- _TASK_
Go through the material below and count the lines with the string "because"; the number is the whole answer.

· · · · · · ·

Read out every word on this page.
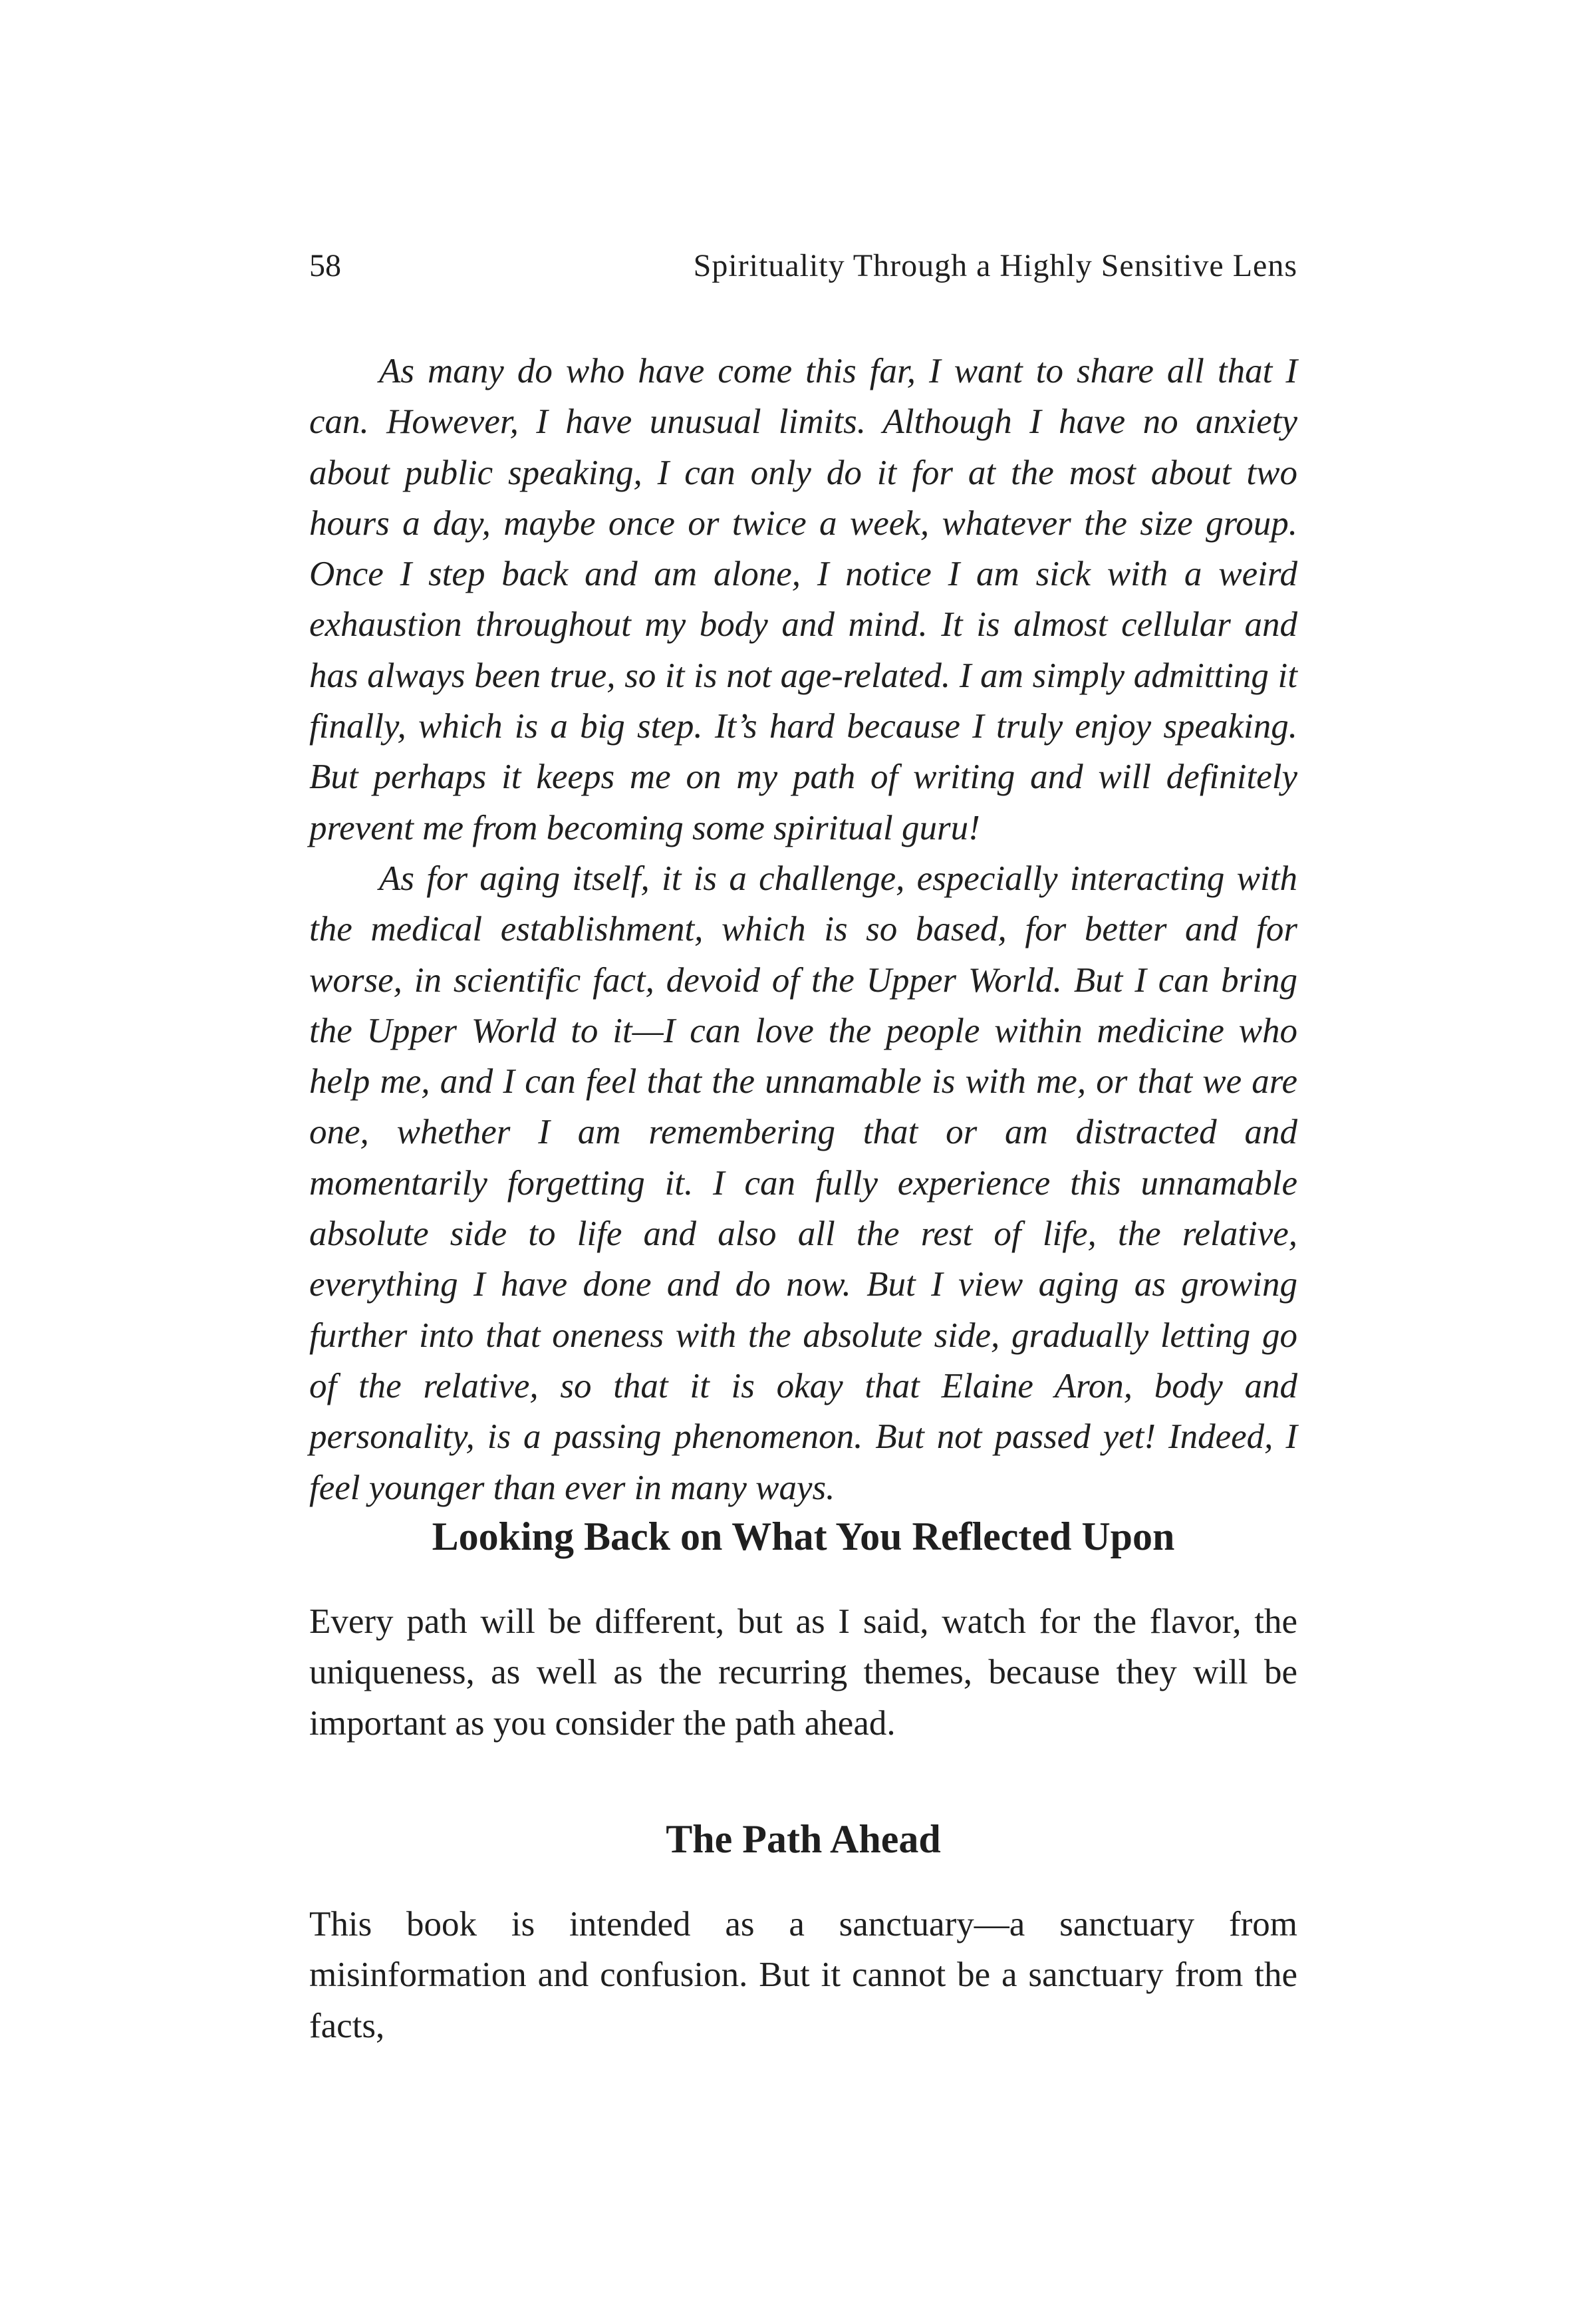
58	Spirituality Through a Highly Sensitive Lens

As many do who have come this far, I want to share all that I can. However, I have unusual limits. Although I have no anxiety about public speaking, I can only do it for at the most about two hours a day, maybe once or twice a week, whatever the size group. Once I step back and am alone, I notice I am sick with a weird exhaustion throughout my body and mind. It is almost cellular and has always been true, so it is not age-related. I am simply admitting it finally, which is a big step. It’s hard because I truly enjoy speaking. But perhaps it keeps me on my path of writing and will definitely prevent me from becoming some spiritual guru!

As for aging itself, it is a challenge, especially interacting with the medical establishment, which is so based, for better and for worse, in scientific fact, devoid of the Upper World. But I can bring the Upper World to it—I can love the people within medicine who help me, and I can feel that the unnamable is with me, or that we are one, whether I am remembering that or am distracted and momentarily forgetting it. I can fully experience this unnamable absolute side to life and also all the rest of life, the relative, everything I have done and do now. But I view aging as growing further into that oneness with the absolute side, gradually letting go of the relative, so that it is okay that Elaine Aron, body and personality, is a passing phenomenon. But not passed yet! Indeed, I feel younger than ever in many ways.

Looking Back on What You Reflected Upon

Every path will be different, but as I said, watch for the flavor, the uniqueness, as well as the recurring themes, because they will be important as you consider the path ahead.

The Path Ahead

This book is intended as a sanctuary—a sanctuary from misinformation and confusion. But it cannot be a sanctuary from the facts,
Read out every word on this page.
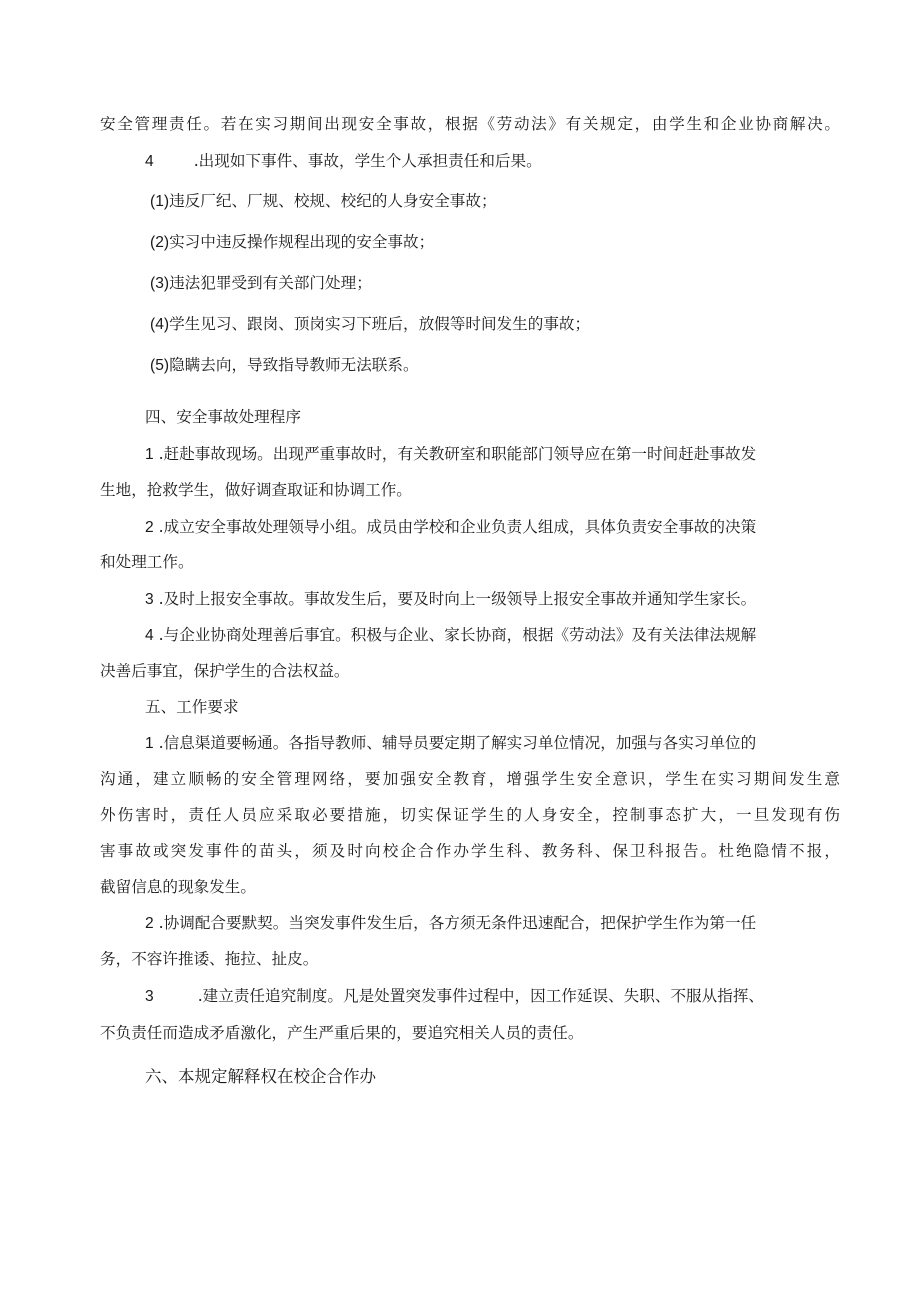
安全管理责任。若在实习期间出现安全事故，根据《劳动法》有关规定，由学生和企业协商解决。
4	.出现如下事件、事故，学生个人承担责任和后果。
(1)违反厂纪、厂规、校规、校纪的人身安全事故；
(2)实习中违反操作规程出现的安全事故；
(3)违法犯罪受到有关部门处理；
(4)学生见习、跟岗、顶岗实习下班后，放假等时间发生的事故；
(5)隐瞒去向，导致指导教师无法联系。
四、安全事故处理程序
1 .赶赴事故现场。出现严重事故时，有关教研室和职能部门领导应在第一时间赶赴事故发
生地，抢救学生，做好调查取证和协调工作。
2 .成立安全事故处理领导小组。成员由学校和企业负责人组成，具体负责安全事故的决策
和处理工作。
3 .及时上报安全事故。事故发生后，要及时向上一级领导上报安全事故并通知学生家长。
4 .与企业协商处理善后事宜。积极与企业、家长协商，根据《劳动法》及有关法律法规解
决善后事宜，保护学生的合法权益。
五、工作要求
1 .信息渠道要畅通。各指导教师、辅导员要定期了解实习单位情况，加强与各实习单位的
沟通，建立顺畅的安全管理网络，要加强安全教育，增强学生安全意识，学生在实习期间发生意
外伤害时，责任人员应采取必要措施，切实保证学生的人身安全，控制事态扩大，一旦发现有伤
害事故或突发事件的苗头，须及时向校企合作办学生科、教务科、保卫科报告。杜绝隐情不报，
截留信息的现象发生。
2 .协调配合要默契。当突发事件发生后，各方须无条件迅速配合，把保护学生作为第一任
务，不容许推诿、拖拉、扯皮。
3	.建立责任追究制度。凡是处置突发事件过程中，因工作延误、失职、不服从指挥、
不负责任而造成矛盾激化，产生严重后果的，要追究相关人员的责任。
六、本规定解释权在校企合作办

· · · · · · ·

- _SOLUTION TO THIS TASK_
2